Start The records

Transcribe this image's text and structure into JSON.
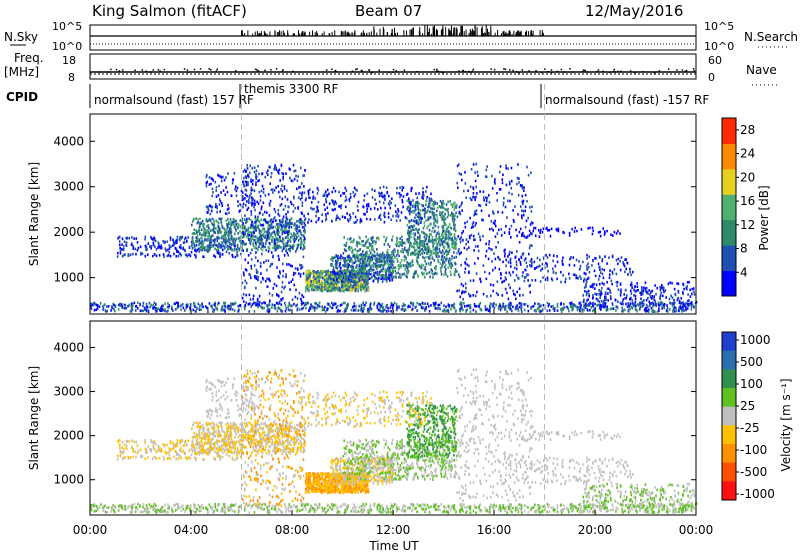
{
  "header": {
    "title": "King Salmon (fitACF)",
    "beam": "Beam 07",
    "date": "12/May/2016"
  },
  "status_panels": {
    "nsky_label": "N.Sky",
    "nsky_ticks": [
      "10^5",
      "10^0"
    ],
    "nsearch_label": "N.Search",
    "nsearch_ticks": [
      "10^5",
      "10^0"
    ],
    "freq_label": "Freq.",
    "freq_unit": "[MHz]",
    "freq_ticks": [
      "18",
      "8"
    ],
    "nave_label": "Nave",
    "nave_ticks": [
      "60",
      "0"
    ],
    "cpid_label": "CPID",
    "cpid_segments": [
      "normalsound (fast) 157 RF",
      "themis 3300 RF",
      "normalsound (fast) -157 RF"
    ]
  },
  "chart_data": [
    {
      "type": "heatmap",
      "name": "power",
      "ylabel": "Slant Range [km]",
      "xlabel": "",
      "ylim": [
        200,
        4600
      ],
      "yticks": [
        "1000",
        "2000",
        "3000",
        "4000"
      ],
      "colorbar_label": "Power [dB]",
      "colorbar_ticks": [
        "4",
        "8",
        "12",
        "16",
        "20",
        "24",
        "28"
      ],
      "colorbar_range": [
        0,
        30
      ],
      "colors": [
        "#0000ff",
        "#1f4fb0",
        "#2c8a6a",
        "#4fb070",
        "#e8d020",
        "#ff8c00",
        "#ff2a00"
      ]
    },
    {
      "type": "heatmap",
      "name": "velocity",
      "ylabel": "Slant Range [km]",
      "xlabel": "Time UT",
      "ylim": [
        200,
        4600
      ],
      "yticks": [
        "1000",
        "2000",
        "3000",
        "4000"
      ],
      "xticks": [
        "00:00",
        "04:00",
        "08:00",
        "12:00",
        "16:00",
        "20:00",
        "00:00"
      ],
      "xlim_hours": [
        0,
        24
      ],
      "colorbar_label": "Velocity [m s⁻¹]",
      "colorbar_ticks": [
        "1000",
        "500",
        "100",
        "25",
        "-25",
        "-100",
        "-500",
        "-1000"
      ],
      "colors": [
        "#1f3fd0",
        "#2a6fb0",
        "#2f9050",
        "#5fc020",
        "#c0c0c0",
        "#ffc000",
        "#ff9000",
        "#ff5000",
        "#ff1010"
      ]
    }
  ]
}
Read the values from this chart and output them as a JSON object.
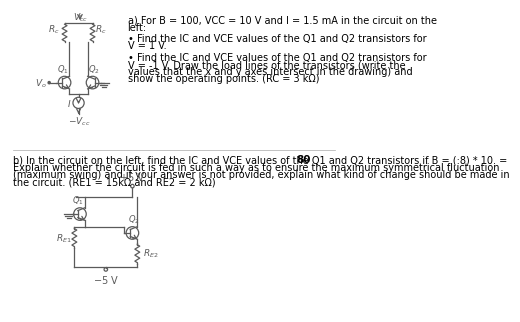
{
  "bg_color": "#ffffff",
  "text_color": "#000000",
  "lc": "#5a5a5a",
  "font_size": 7.0,
  "title_a_line1": "a) For B = 100, VCC = 10 V and I = 1.5 mA in the circuit on the",
  "title_a_line2": "left:",
  "bullet1_line1": "• Find the IC and VCE values of the Q1 and Q2 transistors for",
  "bullet1_line2": "V = 1 V.",
  "bullet2_line1": "• Find the IC and VCE values of the Q1 and Q2 transistors for",
  "bullet2_line2": "V = -1 V. Draw the load lines of the transistors (write the",
  "bullet2_line3": "values that the x and y axes intersect in the drawing) and",
  "bullet2_line4": "show the operating points. (RC = 3 kΩ)",
  "textb_line1a": "b) In the circuit on the left, find the IC and VCE values of the Q1 and Q2 transistors if B = (:8) * 10. =",
  "textb_bold": "80",
  "textb_line2": "Explain whether the circuit is fed in such a way as to ensure the maximum symmetrical fluctuation",
  "textb_line3": "(maximum swing) and if your answer is not provided, explain what kind of change should be made in",
  "textb_line4": "the circuit. (RE1 = 15kΩ and RE2 = 2 kΩ)"
}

End The records

▶ **Directive**
Set down the complete material exactly, but do not include the images.

▶ **Correct output**
Transcribe this image's text and structure into JSON.
{
  "header": {
    "title": "King Salmon (fitACF)",
    "beam": "Beam 07",
    "date": "12/May/2016"
  },
  "status_panels": {
    "nsky_label": "N.Sky",
    "nsky_ticks": [
      "10^5",
      "10^0"
    ],
    "nsearch_label": "N.Search",
    "nsearch_ticks": [
      "10^5",
      "10^0"
    ],
    "freq_label": "Freq.",
    "freq_unit": "[MHz]",
    "freq_ticks": [
      "18",
      "8"
    ],
    "nave_label": "Nave",
    "nave_ticks": [
      "60",
      "0"
    ],
    "cpid_label": "CPID",
    "cpid_segments": [
      "normalsound (fast) 157 RF",
      "themis 3300 RF",
      "normalsound (fast) -157 RF"
    ]
  },
  "chart_data": [
    {
      "type": "heatmap",
      "name": "power",
      "ylabel": "Slant Range [km]",
      "xlabel": "",
      "ylim": [
        200,
        4600
      ],
      "yticks": [
        "1000",
        "2000",
        "3000",
        "4000"
      ],
      "colorbar_label": "Power [dB]",
      "colorbar_ticks": [
        "4",
        "8",
        "12",
        "16",
        "20",
        "24",
        "28"
      ],
      "colorbar_range": [
        0,
        30
      ],
      "colors": [
        "#0000ff",
        "#1f4fb0",
        "#2c8a6a",
        "#4fb070",
        "#e8d020",
        "#ff8c00",
        "#ff2a00"
      ]
    },
    {
      "type": "heatmap",
      "name": "velocity",
      "ylabel": "Slant Range [km]",
      "xlabel": "Time UT",
      "ylim": [
        200,
        4600
      ],
      "yticks": [
        "1000",
        "2000",
        "3000",
        "4000"
      ],
      "xticks": [
        "00:00",
        "04:00",
        "08:00",
        "12:00",
        "16:00",
        "20:00",
        "00:00"
      ],
      "xlim_hours": [
        0,
        24
      ],
      "colorbar_label": "Velocity [m s⁻¹]",
      "colorbar_ticks": [
        "1000",
        "500",
        "100",
        "25",
        "-25",
        "-100",
        "-500",
        "-1000"
      ],
      "colors": [
        "#1f3fd0",
        "#2a6fb0",
        "#2f9050",
        "#5fc020",
        "#c0c0c0",
        "#ffc000",
        "#ff9000",
        "#ff5000",
        "#ff1010"
      ]
    }
  ]
}
Read the values from this chart and output them as a JSON object.
{
  "bg_color": "#ffffff",
  "text_color": "#000000",
  "lc": "#5a5a5a",
  "font_size": 7.0,
  "title_a_line1": "a) For B = 100, VCC = 10 V and I = 1.5 mA in the circuit on the",
  "title_a_line2": "left:",
  "bullet1_line1": "• Find the IC and VCE values of the Q1 and Q2 transistors for",
  "bullet1_line2": "V = 1 V.",
  "bullet2_line1": "• Find the IC and VCE values of the Q1 and Q2 transistors for",
  "bullet2_line2": "V = -1 V. Draw the load lines of the transistors (write the",
  "bullet2_line3": "values that the x and y axes intersect in the drawing) and",
  "bullet2_line4": "show the operating points. (RC = 3 kΩ)",
  "textb_line1a": "b) In the circuit on the left, find the IC and VCE values of the Q1 and Q2 transistors if B = (:8) * 10. =",
  "textb_bold": "80",
  "textb_line2": "Explain whether the circuit is fed in such a way as to ensure the maximum symmetrical fluctuation",
  "textb_line3": "(maximum swing) and if your answer is not provided, explain what kind of change should be made in",
  "textb_line4": "the circuit. (RE1 = 15kΩ and RE2 = 2 kΩ)"
}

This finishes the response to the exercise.